EXTRACT TO READ >>

*-*-*

City Manager Eric Holmes said Tuesday the city’s view has “always been on the long game.” Big urban projects are complex, and so it doesn’t surprise him that it’s taking awhile for Gramor to put the whole development together.

“It’ll happen,” he said.

Other buildings

Aside from trying to nail down a hotel, Gramor has been finalizing its subdivision plats with the city, after which the company can sell off blocks to other developers and generate cash flow for other projects.

With a restaurant lease signed, “We’re going to see more and more things come up on a regular basis,” Cain said.

Overlooking a yet-to-be-built cable-suspended pier, Twigs Bistro will open up to a promenade and waterfront park, with outdoor seating providing a vista of the Columbia River. The Spokane-based eatery will be in a 8,320-square-foot space on the ground floor.

M.J. Murdock, a nonprofit group that awards millions of dollars in grants annually, plans to move its Vancouver executive headquarters from 703 Broadway to the top two floors of a seven-story building at 305 Columbia Way. The lease for the 18,000-square-foot space begins Sept. 1, 2017.

The other buildings that will rise this summer include a 14-story, $52 million apartment tower with 150 living units and a condominium building of up to 15 floors and more than 100 units. Proposed rents for the apartments will range from $950 for a studio to $2,700 for a two-bedroom unit to $3,900 for a penthouse, according to city documents.

Cain said Gramor must work closely with the city on the project because the restaurant buildings are nestled in with the park and pier, necessitating that construction be coordinated.

When finished, the city park will be “incredible,” Holmes said.

*-*-*

DATASET CONTENT >>
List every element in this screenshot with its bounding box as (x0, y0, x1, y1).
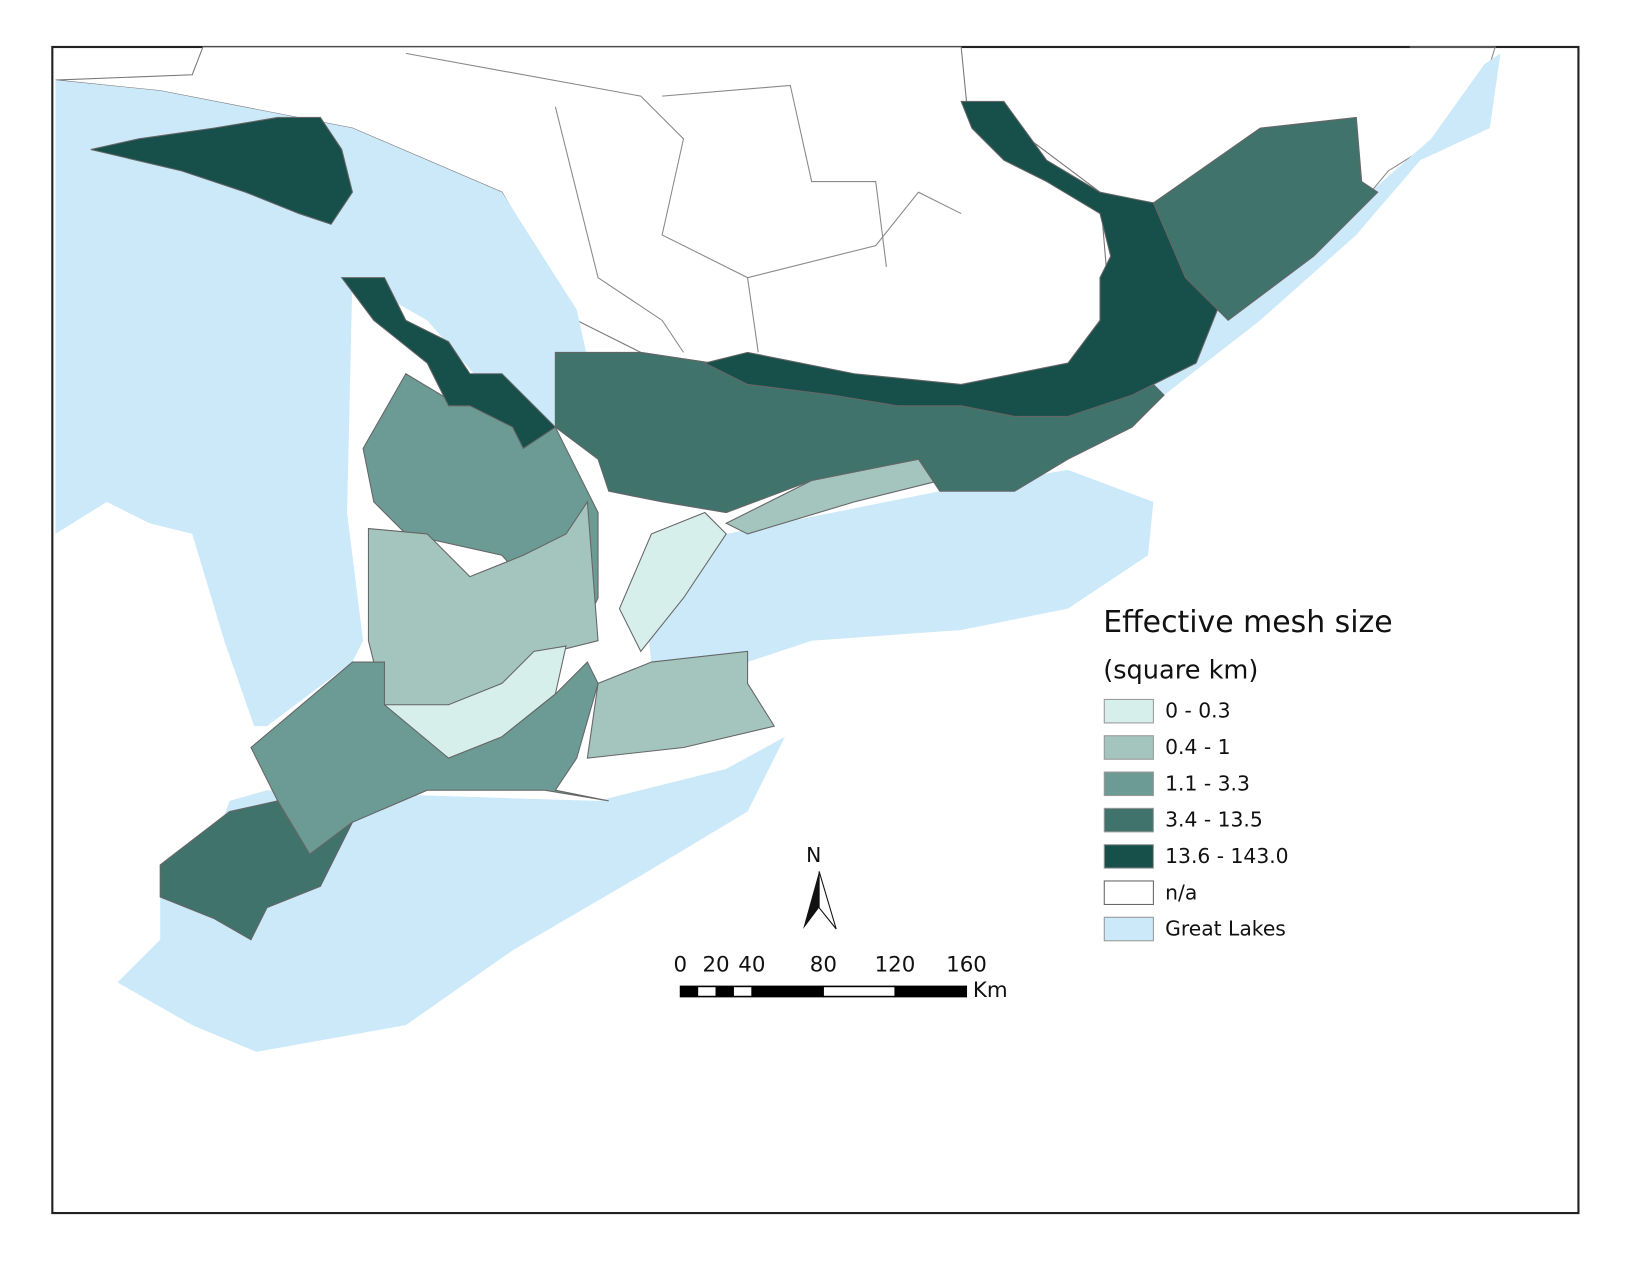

*-*-*

SET OF TASKS >>
**1)** In the waterfront development article, answer each question on its own line:
(a) How large is the space Twigs Bistro will occupy?
(b) On what date does the lease for the M.J. Murdock space begin?
(c) What is the proposed rent for a penthouse in the apartment tower?
**2)** Extend the waterfront development article with a few more paragraphs, picking up after its last sentence.

ANSWERS FOR THE TASKS >>
**1)**
(a) 8,320 square feet on the ground floor
(b) Sept. 1, 2017
(c) $3,900

**2)**
Constructing the 7-acre park quickly and correctly in concert with the developer is one of the city’s highest construction priorities, Holmes said. The contract for a riverfront trail has been awarded, and the city is preparing bid packages for the park and Grant Street Pier. The pier’s triangular design was created by internationally acclaimed artist Larry Kirkland, whose public art can be found around the world.

The Waterfront Vancouver Timeline

• 2005: Boise Cascade announces it will close its paper-finishing operation along Vancouver’s downtown waterfront and sell the 32-acre property.

• 2006: Developer Barry Cain forms Columbia Waterfront LLC with local investors Jan and Steve Oliva, Al and Sandee Kirkwood, Jo Marie and Steve Hansen, and George and Paula Diamond.

• 2008: Columbia Waterfront LLC acquires the former industrial site.

• 2009: The city of Vancouver approves Columbia Waterfront’s master development plan for the site.

• 2014: A $44 million access project is completed, featuring two new railroad bridges at Esther and Grant streets, three new streets, the closure of railroad crossings at Jefferson and Eighth streets, and related utility work.

• 2015 :The city builds a $4.7 million extension of Columbia Way, the main east-west access street to the site.

• 2016: Construction begins this summer on a city park with a pier, two restaurant buildings, two apartment buildings and one office building.

• 2017: City park, restaurants and buildings are scheduled to open late in the year.

The park’s half-mile trail along the river will connect to the 5-mile-long Waterfront Renaissance Trail. At the parks’ west end will be a floating fishing dock, which will be wheelchair-accessible.

Holmes emphasized that the investments the city has been making are meant to last 100 to 200 years.

“High schoolers from today will be able to take their great-grandkids to the river,” he said.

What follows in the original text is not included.